- [Exercise details]: Can you write out all of the material below, word for word?
--- Begin Entries provided ---
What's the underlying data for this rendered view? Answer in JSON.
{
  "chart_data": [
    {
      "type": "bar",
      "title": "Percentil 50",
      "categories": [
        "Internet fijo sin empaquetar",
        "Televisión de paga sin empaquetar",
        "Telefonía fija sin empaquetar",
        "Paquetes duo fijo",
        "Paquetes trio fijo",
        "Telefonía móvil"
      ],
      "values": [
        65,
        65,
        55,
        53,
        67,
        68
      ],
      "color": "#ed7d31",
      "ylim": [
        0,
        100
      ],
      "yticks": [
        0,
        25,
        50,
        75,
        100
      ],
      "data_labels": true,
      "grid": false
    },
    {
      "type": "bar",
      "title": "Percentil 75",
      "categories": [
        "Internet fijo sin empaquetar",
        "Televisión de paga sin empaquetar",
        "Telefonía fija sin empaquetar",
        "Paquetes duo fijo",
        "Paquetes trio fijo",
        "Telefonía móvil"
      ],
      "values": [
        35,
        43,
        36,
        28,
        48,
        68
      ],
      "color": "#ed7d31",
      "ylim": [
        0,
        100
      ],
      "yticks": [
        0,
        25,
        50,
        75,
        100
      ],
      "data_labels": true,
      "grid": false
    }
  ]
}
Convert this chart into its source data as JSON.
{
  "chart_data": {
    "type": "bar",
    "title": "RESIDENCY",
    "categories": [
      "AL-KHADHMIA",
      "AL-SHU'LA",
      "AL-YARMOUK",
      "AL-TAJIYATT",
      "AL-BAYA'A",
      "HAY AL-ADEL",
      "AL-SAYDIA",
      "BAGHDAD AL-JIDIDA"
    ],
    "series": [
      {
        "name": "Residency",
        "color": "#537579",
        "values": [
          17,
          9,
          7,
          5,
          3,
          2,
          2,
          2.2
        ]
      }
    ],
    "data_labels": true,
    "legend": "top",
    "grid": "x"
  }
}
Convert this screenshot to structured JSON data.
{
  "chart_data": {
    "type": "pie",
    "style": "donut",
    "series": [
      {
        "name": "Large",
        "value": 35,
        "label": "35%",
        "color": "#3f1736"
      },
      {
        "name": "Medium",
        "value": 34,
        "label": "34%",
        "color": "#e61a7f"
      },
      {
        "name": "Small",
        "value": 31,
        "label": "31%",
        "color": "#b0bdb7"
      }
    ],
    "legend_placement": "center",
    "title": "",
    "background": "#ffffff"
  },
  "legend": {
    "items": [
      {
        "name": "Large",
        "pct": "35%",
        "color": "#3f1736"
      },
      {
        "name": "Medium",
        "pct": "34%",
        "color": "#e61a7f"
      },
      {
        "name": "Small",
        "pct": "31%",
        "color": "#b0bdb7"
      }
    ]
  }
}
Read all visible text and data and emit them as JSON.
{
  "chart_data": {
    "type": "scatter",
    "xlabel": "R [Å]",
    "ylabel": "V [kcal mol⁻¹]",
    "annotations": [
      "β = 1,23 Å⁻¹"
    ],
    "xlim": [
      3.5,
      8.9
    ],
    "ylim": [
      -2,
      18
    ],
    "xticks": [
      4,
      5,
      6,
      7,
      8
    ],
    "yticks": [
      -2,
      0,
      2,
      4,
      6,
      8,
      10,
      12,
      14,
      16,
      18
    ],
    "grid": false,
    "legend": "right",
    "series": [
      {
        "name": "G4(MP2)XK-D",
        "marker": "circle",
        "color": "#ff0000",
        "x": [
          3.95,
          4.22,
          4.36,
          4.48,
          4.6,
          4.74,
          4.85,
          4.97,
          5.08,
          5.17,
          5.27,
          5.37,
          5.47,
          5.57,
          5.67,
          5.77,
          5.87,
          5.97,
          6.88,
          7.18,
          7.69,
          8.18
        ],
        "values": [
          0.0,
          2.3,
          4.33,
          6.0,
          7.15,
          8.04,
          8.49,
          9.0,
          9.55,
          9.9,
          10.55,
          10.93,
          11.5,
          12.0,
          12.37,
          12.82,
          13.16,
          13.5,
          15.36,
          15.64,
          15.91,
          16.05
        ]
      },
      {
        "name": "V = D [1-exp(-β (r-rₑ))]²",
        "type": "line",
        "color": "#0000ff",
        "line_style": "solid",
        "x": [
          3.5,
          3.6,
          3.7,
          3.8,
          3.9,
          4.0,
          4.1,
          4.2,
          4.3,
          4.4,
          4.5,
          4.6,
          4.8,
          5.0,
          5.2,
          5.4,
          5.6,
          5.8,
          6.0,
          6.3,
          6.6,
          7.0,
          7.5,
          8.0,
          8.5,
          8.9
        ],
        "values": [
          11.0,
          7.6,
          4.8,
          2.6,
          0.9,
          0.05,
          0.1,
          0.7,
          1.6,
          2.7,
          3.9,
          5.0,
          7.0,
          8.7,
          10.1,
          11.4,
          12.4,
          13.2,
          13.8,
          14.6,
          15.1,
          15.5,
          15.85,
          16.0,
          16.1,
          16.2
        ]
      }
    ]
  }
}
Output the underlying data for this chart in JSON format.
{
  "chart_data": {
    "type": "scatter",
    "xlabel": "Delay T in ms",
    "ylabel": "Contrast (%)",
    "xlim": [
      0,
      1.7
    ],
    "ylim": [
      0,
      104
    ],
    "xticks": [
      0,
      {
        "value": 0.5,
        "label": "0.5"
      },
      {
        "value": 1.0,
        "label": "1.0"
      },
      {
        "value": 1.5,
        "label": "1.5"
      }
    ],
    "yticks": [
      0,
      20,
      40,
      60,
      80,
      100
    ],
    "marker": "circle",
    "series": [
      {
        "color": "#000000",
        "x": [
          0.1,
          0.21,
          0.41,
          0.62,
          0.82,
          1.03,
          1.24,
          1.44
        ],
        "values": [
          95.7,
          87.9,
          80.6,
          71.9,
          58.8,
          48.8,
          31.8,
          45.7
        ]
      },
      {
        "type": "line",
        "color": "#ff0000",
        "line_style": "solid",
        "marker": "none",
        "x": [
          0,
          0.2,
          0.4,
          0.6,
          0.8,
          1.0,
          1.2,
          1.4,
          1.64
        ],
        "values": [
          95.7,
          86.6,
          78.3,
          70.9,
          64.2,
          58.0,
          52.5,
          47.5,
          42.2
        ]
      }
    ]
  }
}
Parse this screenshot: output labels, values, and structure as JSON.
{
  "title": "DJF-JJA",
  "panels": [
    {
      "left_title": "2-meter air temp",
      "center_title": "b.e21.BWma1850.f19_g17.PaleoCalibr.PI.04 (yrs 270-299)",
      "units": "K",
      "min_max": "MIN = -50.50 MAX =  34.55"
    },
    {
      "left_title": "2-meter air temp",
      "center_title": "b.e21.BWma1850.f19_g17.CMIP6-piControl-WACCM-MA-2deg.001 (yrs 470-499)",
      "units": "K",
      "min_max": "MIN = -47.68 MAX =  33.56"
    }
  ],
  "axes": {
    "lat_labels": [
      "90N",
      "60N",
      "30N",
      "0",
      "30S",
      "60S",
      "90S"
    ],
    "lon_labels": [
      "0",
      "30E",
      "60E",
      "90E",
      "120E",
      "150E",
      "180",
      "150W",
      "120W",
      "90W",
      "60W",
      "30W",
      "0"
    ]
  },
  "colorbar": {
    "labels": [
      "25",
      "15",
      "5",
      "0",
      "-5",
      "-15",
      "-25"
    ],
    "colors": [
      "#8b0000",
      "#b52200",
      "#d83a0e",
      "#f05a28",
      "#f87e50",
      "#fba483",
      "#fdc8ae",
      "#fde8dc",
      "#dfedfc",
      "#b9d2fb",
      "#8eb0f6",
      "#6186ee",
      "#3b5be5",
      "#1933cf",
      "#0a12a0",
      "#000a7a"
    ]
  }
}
--- End Entries provided ---
- [Result]:
What's the underlying data for this rendered view? Answer in JSON.
{
  "chart_data": [
    {
      "type": "bar",
      "title": "Percentil 50",
      "categories": [
        "Internet fijo sin empaquetar",
        "Televisión de paga sin empaquetar",
        "Telefonía fija sin empaquetar",
        "Paquetes duo fijo",
        "Paquetes trio fijo",
        "Telefonía móvil"
      ],
      "values": [
        65,
        65,
        55,
        53,
        67,
        68
      ],
      "color": "#ed7d31",
      "ylim": [
        0,
        100
      ],
      "yticks": [
        0,
        25,
        50,
        75,
        100
      ],
      "data_labels": true,
      "grid": false
    },
    {
      "type": "bar",
      "title": "Percentil 75",
      "categories": [
        "Internet fijo sin empaquetar",
        "Televisión de paga sin empaquetar",
        "Telefonía fija sin empaquetar",
        "Paquetes duo fijo",
        "Paquetes trio fijo",
        "Telefonía móvil"
      ],
      "values": [
        35,
        43,
        36,
        28,
        48,
        68
      ],
      "color": "#ed7d31",
      "ylim": [
        0,
        100
      ],
      "yticks": [
        0,
        25,
        50,
        75,
        100
      ],
      "data_labels": true,
      "grid": false
    }
  ]
}
Convert this chart into its source data as JSON.
{
  "chart_data": {
    "type": "bar",
    "title": "RESIDENCY",
    "categories": [
      "AL-KHADHMIA",
      "AL-SHU'LA",
      "AL-YARMOUK",
      "AL-TAJIYATT",
      "AL-BAYA'A",
      "HAY AL-ADEL",
      "AL-SAYDIA",
      "BAGHDAD AL-JIDIDA"
    ],
    "series": [
      {
        "name": "Residency",
        "color": "#537579",
        "values": [
          17,
          9,
          7,
          5,
          3,
          2,
          2,
          2.2
        ]
      }
    ],
    "data_labels": true,
    "legend": "top",
    "grid": "x"
  }
}
Convert this screenshot to structured JSON data.
{
  "chart_data": {
    "type": "pie",
    "style": "donut",
    "series": [
      {
        "name": "Large",
        "value": 35,
        "label": "35%",
        "color": "#3f1736"
      },
      {
        "name": "Medium",
        "value": 34,
        "label": "34%",
        "color": "#e61a7f"
      },
      {
        "name": "Small",
        "value": 31,
        "label": "31%",
        "color": "#b0bdb7"
      }
    ],
    "legend_placement": "center",
    "title": "",
    "background": "#ffffff"
  },
  "legend": {
    "items": [
      {
        "name": "Large",
        "pct": "35%",
        "color": "#3f1736"
      },
      {
        "name": "Medium",
        "pct": "34%",
        "color": "#e61a7f"
      },
      {
        "name": "Small",
        "pct": "31%",
        "color": "#b0bdb7"
      }
    ]
  }
}
Read all visible text and data and emit them as JSON.
{
  "chart_data": {
    "type": "scatter",
    "xlabel": "R [Å]",
    "ylabel": "V [kcal mol⁻¹]",
    "annotations": [
      "β = 1,23 Å⁻¹"
    ],
    "xlim": [
      3.5,
      8.9
    ],
    "ylim": [
      -2,
      18
    ],
    "xticks": [
      4,
      5,
      6,
      7,
      8
    ],
    "yticks": [
      -2,
      0,
      2,
      4,
      6,
      8,
      10,
      12,
      14,
      16,
      18
    ],
    "grid": false,
    "legend": "right",
    "series": [
      {
        "name": "G4(MP2)XK-D",
        "marker": "circle",
        "color": "#ff0000",
        "x": [
          3.95,
          4.22,
          4.36,
          4.48,
          4.6,
          4.74,
          4.85,
          4.97,
          5.08,
          5.17,
          5.27,
          5.37,
          5.47,
          5.57,
          5.67,
          5.77,
          5.87,
          5.97,
          6.88,
          7.18,
          7.69,
          8.18
        ],
        "values": [
          0.0,
          2.3,
          4.33,
          6.0,
          7.15,
          8.04,
          8.49,
          9.0,
          9.55,
          9.9,
          10.55,
          10.93,
          11.5,
          12.0,
          12.37,
          12.82,
          13.16,
          13.5,
          15.36,
          15.64,
          15.91,
          16.05
        ]
      },
      {
        "name": "V = D [1-exp(-β (r-rₑ))]²",
        "type": "line",
        "color": "#0000ff",
        "line_style": "solid",
        "x": [
          3.5,
          3.6,
          3.7,
          3.8,
          3.9,
          4.0,
          4.1,
          4.2,
          4.3,
          4.4,
          4.5,
          4.6,
          4.8,
          5.0,
          5.2,
          5.4,
          5.6,
          5.8,
          6.0,
          6.3,
          6.6,
          7.0,
          7.5,
          8.0,
          8.5,
          8.9
        ],
        "values": [
          11.0,
          7.6,
          4.8,
          2.6,
          0.9,
          0.05,
          0.1,
          0.7,
          1.6,
          2.7,
          3.9,
          5.0,
          7.0,
          8.7,
          10.1,
          11.4,
          12.4,
          13.2,
          13.8,
          14.6,
          15.1,
          15.5,
          15.85,
          16.0,
          16.1,
          16.2
        ]
      }
    ]
  }
}
Output the underlying data for this chart in JSON format.
{
  "chart_data": {
    "type": "scatter",
    "xlabel": "Delay T in ms",
    "ylabel": "Contrast (%)",
    "xlim": [
      0,
      1.7
    ],
    "ylim": [
      0,
      104
    ],
    "xticks": [
      0,
      {
        "value": 0.5,
        "label": "0.5"
      },
      {
        "value": 1.0,
        "label": "1.0"
      },
      {
        "value": 1.5,
        "label": "1.5"
      }
    ],
    "yticks": [
      0,
      20,
      40,
      60,
      80,
      100
    ],
    "marker": "circle",
    "series": [
      {
        "color": "#000000",
        "x": [
          0.1,
          0.21,
          0.41,
          0.62,
          0.82,
          1.03,
          1.24,
          1.44
        ],
        "values": [
          95.7,
          87.9,
          80.6,
          71.9,
          58.8,
          48.8,
          31.8,
          45.7
        ]
      },
      {
        "type": "line",
        "color": "#ff0000",
        "line_style": "solid",
        "marker": "none",
        "x": [
          0,
          0.2,
          0.4,
          0.6,
          0.8,
          1.0,
          1.2,
          1.4,
          1.64
        ],
        "values": [
          95.7,
          86.6,
          78.3,
          70.9,
          64.2,
          58.0,
          52.5,
          47.5,
          42.2
        ]
      }
    ]
  }
}
Parse this screenshot: output labels, values, and structure as JSON.
{
  "title": "DJF-JJA",
  "panels": [
    {
      "left_title": "2-meter air temp",
      "center_title": "b.e21.BWma1850.f19_g17.PaleoCalibr.PI.04 (yrs 270-299)",
      "units": "K",
      "min_max": "MIN = -50.50 MAX =  34.55"
    },
    {
      "left_title": "2-meter air temp",
      "center_title": "b.e21.BWma1850.f19_g17.CMIP6-piControl-WACCM-MA-2deg.001 (yrs 470-499)",
      "units": "K",
      "min_max": "MIN = -47.68 MAX =  33.56"
    }
  ],
  "axes": {
    "lat_labels": [
      "90N",
      "60N",
      "30N",
      "0",
      "30S",
      "60S",
      "90S"
    ],
    "lon_labels": [
      "0",
      "30E",
      "60E",
      "90E",
      "120E",
      "150E",
      "180",
      "150W",
      "120W",
      "90W",
      "60W",
      "30W",
      "0"
    ]
  },
  "colorbar": {
    "labels": [
      "25",
      "15",
      "5",
      "0",
      "-5",
      "-15",
      "-25"
    ],
    "colors": [
      "#8b0000",
      "#b52200",
      "#d83a0e",
      "#f05a28",
      "#f87e50",
      "#fba483",
      "#fdc8ae",
      "#fde8dc",
      "#dfedfc",
      "#b9d2fb",
      "#8eb0f6",
      "#6186ee",
      "#3b5be5",
      "#1933cf",
      "#0a12a0",
      "#000a7a"
    ]
  }
}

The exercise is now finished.